++++ DATA EXTRACT ++++
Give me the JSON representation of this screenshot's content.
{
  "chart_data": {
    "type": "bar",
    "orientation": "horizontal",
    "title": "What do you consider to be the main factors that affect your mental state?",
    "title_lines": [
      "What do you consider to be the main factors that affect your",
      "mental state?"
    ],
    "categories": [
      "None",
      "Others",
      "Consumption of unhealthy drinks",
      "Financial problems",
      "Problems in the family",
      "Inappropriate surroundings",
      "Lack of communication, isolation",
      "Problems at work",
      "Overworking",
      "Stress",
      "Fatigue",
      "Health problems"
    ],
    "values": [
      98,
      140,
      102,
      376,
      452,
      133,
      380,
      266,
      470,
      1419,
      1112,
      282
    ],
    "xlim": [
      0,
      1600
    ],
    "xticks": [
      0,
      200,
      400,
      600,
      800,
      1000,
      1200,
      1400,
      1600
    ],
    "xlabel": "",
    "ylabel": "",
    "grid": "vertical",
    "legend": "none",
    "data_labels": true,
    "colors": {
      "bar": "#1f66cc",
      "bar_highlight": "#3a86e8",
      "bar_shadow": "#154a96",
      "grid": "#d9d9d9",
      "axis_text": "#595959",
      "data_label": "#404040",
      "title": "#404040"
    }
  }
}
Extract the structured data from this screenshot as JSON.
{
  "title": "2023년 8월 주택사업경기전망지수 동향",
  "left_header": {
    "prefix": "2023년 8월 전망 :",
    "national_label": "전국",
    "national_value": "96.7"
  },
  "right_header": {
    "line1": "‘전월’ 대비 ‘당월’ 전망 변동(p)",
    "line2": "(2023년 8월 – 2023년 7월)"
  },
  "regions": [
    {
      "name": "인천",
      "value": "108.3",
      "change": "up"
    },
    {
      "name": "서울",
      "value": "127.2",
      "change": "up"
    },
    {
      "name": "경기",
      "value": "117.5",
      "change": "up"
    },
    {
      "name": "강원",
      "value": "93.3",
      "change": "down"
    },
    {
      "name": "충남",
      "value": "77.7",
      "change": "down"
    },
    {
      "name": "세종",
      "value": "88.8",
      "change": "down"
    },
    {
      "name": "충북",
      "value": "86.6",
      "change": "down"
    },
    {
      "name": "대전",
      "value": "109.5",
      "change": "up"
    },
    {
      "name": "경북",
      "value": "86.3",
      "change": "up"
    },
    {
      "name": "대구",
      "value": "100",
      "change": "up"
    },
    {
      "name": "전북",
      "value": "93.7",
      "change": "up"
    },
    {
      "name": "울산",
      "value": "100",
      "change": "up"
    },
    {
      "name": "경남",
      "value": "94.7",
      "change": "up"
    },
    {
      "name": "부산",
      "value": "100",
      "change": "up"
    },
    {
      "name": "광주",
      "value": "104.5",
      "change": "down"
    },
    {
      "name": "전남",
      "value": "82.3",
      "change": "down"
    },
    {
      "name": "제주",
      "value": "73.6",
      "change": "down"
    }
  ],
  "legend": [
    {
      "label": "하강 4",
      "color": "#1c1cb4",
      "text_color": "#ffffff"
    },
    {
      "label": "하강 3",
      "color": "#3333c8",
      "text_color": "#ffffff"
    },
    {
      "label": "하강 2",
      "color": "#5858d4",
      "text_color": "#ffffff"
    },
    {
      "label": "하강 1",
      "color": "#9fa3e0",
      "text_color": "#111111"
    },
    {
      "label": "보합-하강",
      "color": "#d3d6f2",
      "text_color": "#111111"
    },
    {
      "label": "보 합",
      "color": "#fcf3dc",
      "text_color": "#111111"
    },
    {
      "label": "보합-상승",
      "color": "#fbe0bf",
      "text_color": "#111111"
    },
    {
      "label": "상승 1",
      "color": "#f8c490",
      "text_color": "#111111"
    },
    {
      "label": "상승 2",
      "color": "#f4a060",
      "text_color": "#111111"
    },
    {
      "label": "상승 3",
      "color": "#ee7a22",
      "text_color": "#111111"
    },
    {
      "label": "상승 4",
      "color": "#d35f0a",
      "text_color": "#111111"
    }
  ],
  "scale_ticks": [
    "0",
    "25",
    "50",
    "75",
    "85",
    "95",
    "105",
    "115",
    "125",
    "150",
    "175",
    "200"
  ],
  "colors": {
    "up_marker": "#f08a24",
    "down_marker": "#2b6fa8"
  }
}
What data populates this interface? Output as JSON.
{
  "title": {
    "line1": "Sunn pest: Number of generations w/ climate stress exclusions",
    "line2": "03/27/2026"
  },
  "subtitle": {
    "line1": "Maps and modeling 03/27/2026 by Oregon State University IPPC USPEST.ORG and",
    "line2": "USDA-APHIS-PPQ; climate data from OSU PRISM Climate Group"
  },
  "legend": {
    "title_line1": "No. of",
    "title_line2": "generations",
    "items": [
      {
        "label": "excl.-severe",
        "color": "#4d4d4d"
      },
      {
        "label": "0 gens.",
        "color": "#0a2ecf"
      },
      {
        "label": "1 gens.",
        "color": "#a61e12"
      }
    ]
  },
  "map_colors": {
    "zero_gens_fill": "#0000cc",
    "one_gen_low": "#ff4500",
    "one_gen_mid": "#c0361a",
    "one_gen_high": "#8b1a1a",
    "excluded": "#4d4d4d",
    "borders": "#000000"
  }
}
++++
## TO BE DONE
Repeat word for word every line from the one that holds "What data populates" to the end. Both ends count.

## FINAL RESULT
What data populates this interface? Output as JSON.
{
  "title": {
    "line1": "Sunn pest: Number of generations w/ climate stress exclusions",
    "line2": "03/27/2026"
  },
  "subtitle": {
    "line1": "Maps and modeling 03/27/2026 by Oregon State University IPPC USPEST.ORG and",
    "line2": "USDA-APHIS-PPQ; climate data from OSU PRISM Climate Group"
  },
  "legend": {
    "title_line1": "No. of",
    "title_line2": "generations",
    "items": [
      {
        "label": "excl.-severe",
        "color": "#4d4d4d"
      },
      {
        "label": "0 gens.",
        "color": "#0a2ecf"
      },
      {
        "label": "1 gens.",
        "color": "#a61e12"
      }
    ]
  },
  "map_colors": {
    "zero_gens_fill": "#0000cc",
    "one_gen_low": "#ff4500",
    "one_gen_mid": "#c0361a",
    "one_gen_high": "#8b1a1a",
    "excluded": "#4d4d4d",
    "borders": "#000000"
  }
}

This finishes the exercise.